What you need to do ->
Could every line of the data be printed exactly as it reads?

Collected data:
= = = = = = =

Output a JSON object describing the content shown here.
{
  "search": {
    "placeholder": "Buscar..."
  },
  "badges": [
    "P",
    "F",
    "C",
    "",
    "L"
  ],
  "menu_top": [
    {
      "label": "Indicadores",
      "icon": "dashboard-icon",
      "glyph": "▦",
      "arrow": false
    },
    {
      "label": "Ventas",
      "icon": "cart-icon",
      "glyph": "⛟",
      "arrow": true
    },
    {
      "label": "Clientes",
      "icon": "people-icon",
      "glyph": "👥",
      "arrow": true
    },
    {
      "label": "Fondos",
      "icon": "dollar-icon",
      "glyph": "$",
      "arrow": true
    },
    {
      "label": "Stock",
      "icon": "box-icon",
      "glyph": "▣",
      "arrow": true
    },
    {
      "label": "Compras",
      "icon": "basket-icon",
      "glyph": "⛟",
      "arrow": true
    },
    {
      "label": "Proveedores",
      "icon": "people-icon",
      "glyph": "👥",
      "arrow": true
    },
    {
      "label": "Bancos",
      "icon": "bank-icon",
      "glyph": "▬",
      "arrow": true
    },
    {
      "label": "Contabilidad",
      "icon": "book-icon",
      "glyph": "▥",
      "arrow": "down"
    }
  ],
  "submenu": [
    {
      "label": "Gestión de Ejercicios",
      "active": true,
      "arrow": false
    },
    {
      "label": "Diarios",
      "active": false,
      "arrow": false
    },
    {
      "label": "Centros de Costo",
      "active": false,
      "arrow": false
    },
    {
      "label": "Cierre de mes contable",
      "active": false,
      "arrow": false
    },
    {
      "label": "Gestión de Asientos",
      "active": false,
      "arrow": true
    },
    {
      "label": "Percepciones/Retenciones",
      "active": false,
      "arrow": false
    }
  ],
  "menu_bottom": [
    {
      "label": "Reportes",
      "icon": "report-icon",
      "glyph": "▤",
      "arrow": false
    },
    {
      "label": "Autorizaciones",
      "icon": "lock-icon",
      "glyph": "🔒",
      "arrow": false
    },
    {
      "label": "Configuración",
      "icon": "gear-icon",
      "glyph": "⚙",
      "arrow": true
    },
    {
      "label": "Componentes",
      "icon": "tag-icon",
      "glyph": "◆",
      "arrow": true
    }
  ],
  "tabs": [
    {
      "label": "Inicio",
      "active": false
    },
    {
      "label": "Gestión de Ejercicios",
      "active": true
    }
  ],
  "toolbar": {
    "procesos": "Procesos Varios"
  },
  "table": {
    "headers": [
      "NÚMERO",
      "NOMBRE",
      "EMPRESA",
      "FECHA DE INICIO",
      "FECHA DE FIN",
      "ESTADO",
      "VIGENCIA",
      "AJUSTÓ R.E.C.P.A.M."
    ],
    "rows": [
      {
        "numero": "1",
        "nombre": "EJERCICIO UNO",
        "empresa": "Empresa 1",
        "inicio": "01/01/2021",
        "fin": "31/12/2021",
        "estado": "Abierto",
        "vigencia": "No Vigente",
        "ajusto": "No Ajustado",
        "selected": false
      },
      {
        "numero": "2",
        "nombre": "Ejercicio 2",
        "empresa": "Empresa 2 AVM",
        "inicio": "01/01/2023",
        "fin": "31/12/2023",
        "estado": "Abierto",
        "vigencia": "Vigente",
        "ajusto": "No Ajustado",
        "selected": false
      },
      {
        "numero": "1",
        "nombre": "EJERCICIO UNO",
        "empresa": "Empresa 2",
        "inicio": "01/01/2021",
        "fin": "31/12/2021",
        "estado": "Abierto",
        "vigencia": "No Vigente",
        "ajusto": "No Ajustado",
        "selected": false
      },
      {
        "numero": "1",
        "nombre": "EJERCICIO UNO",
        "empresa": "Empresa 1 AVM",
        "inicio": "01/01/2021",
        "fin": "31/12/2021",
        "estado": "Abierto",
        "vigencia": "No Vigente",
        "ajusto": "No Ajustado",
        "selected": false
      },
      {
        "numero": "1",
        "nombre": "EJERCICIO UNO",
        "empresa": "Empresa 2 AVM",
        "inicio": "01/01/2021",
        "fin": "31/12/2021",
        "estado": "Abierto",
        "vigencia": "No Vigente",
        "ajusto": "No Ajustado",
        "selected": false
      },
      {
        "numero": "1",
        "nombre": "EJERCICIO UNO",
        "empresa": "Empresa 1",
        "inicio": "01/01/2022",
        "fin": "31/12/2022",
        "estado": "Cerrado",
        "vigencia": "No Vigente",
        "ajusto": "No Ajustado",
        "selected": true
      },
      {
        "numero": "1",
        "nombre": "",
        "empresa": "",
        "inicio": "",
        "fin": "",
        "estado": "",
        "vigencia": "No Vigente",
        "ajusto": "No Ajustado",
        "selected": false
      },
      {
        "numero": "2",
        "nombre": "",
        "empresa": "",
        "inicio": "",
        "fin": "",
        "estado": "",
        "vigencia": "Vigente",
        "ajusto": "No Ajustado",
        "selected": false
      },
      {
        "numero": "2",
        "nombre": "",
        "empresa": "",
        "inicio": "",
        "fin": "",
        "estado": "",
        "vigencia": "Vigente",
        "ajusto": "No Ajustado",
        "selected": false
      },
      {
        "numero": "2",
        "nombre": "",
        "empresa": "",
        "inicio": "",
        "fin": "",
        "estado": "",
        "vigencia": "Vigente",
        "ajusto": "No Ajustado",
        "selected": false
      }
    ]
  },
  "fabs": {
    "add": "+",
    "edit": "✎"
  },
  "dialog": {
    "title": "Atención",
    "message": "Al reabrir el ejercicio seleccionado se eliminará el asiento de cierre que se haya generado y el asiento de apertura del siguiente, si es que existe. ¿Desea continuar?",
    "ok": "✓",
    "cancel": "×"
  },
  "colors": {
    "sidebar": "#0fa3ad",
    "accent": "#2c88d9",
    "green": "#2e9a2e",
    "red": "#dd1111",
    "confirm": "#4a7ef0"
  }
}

= = = = = = =

Output of the task ->
Output a JSON object describing the content shown here.
{
  "search": {
    "placeholder": "Buscar..."
  },
  "badges": [
    "P",
    "F",
    "C",
    "",
    "L"
  ],
  "menu_top": [
    {
      "label": "Indicadores",
      "icon": "dashboard-icon",
      "glyph": "▦",
      "arrow": false
    },
    {
      "label": "Ventas",
      "icon": "cart-icon",
      "glyph": "⛟",
      "arrow": true
    },
    {
      "label": "Clientes",
      "icon": "people-icon",
      "glyph": "👥",
      "arrow": true
    },
    {
      "label": "Fondos",
      "icon": "dollar-icon",
      "glyph": "$",
      "arrow": true
    },
    {
      "label": "Stock",
      "icon": "box-icon",
      "glyph": "▣",
      "arrow": true
    },
    {
      "label": "Compras",
      "icon": "basket-icon",
      "glyph": "⛟",
      "arrow": true
    },
    {
      "label": "Proveedores",
      "icon": "people-icon",
      "glyph": "👥",
      "arrow": true
    },
    {
      "label": "Bancos",
      "icon": "bank-icon",
      "glyph": "▬",
      "arrow": true
    },
    {
      "label": "Contabilidad",
      "icon": "book-icon",
      "glyph": "▥",
      "arrow": "down"
    }
  ],
  "submenu": [
    {
      "label": "Gestión de Ejercicios",
      "active": true,
      "arrow": false
    },
    {
      "label": "Diarios",
      "active": false,
      "arrow": false
    },
    {
      "label": "Centros de Costo",
      "active": false,
      "arrow": false
    },
    {
      "label": "Cierre de mes contable",
      "active": false,
      "arrow": false
    },
    {
      "label": "Gestión de Asientos",
      "active": false,
      "arrow": true
    },
    {
      "label": "Percepciones/Retenciones",
      "active": false,
      "arrow": false
    }
  ],
  "menu_bottom": [
    {
      "label": "Reportes",
      "icon": "report-icon",
      "glyph": "▤",
      "arrow": false
    },
    {
      "label": "Autorizaciones",
      "icon": "lock-icon",
      "glyph": "🔒",
      "arrow": false
    },
    {
      "label": "Configuración",
      "icon": "gear-icon",
      "glyph": "⚙",
      "arrow": true
    },
    {
      "label": "Componentes",
      "icon": "tag-icon",
      "glyph": "◆",
      "arrow": true
    }
  ],
  "tabs": [
    {
      "label": "Inicio",
      "active": false
    },
    {
      "label": "Gestión de Ejercicios",
      "active": true
    }
  ],
  "toolbar": {
    "procesos": "Procesos Varios"
  },
  "table": {
    "headers": [
      "NÚMERO",
      "NOMBRE",
      "EMPRESA",
      "FECHA DE INICIO",
      "FECHA DE FIN",
      "ESTADO",
      "VIGENCIA",
      "AJUSTÓ R.E.C.P.A.M."
    ],
    "rows": [
      {
        "numero": "1",
        "nombre": "EJERCICIO UNO",
        "empresa": "Empresa 1",
        "inicio": "01/01/2021",
        "fin": "31/12/2021",
        "estado": "Abierto",
        "vigencia": "No Vigente",
        "ajusto": "No Ajustado",
        "selected": false
      },
      {
        "numero": "2",
        "nombre": "Ejercicio 2",
        "empresa": "Empresa 2 AVM",
        "inicio": "01/01/2023",
        "fin": "31/12/2023",
        "estado": "Abierto",
        "vigencia": "Vigente",
        "ajusto": "No Ajustado",
        "selected": false
      },
      {
        "numero": "1",
        "nombre": "EJERCICIO UNO",
        "empresa": "Empresa 2",
        "inicio": "01/01/2021",
        "fin": "31/12/2021",
        "estado": "Abierto",
        "vigencia": "No Vigente",
        "ajusto": "No Ajustado",
        "selected": false
      },
      {
        "numero": "1",
        "nombre": "EJERCICIO UNO",
        "empresa": "Empresa 1 AVM",
        "inicio": "01/01/2021",
        "fin": "31/12/2021",
        "estado": "Abierto",
        "vigencia": "No Vigente",
        "ajusto": "No Ajustado",
        "selected": false
      },
      {
        "numero": "1",
        "nombre": "EJERCICIO UNO",
        "empresa": "Empresa 2 AVM",
        "inicio": "01/01/2021",
        "fin": "31/12/2021",
        "estado": "Abierto",
        "vigencia": "No Vigente",
        "ajusto": "No Ajustado",
        "selected": false
      },
      {
        "numero": "1",
        "nombre": "EJERCICIO UNO",
        "empresa": "Empresa 1",
        "inicio": "01/01/2022",
        "fin": "31/12/2022",
        "estado": "Cerrado",
        "vigencia": "No Vigente",
        "ajusto": "No Ajustado",
        "selected": true
      },
      {
        "numero": "1",
        "nombre": "",
        "empresa": "",
        "inicio": "",
        "fin": "",
        "estado": "",
        "vigencia": "No Vigente",
        "ajusto": "No Ajustado",
        "selected": false
      },
      {
        "numero": "2",
        "nombre": "",
        "empresa": "",
        "inicio": "",
        "fin": "",
        "estado": "",
        "vigencia": "Vigente",
        "ajusto": "No Ajustado",
        "selected": false
      },
      {
        "numero": "2",
        "nombre": "",
        "empresa": "",
        "inicio": "",
        "fin": "",
        "estado": "",
        "vigencia": "Vigente",
        "ajusto": "No Ajustado",
        "selected": false
      },
      {
        "numero": "2",
        "nombre": "",
        "empresa": "",
        "inicio": "",
        "fin": "",
        "estado": "",
        "vigencia": "Vigente",
        "ajusto": "No Ajustado",
        "selected": false
      }
    ]
  },
  "fabs": {
    "add": "+",
    "edit": "✎"
  },
  "dialog": {
    "title": "Atención",
    "message": "Al reabrir el ejercicio seleccionado se eliminará el asiento de cierre que se haya generado y el asiento de apertura del siguiente, si es que existe. ¿Desea continuar?",
    "ok": "✓",
    "cancel": "×"
  },
  "colors": {
    "sidebar": "#0fa3ad",
    "accent": "#2c88d9",
    "green": "#2e9a2e",
    "red": "#dd1111",
    "confirm": "#4a7ef0"
  }
}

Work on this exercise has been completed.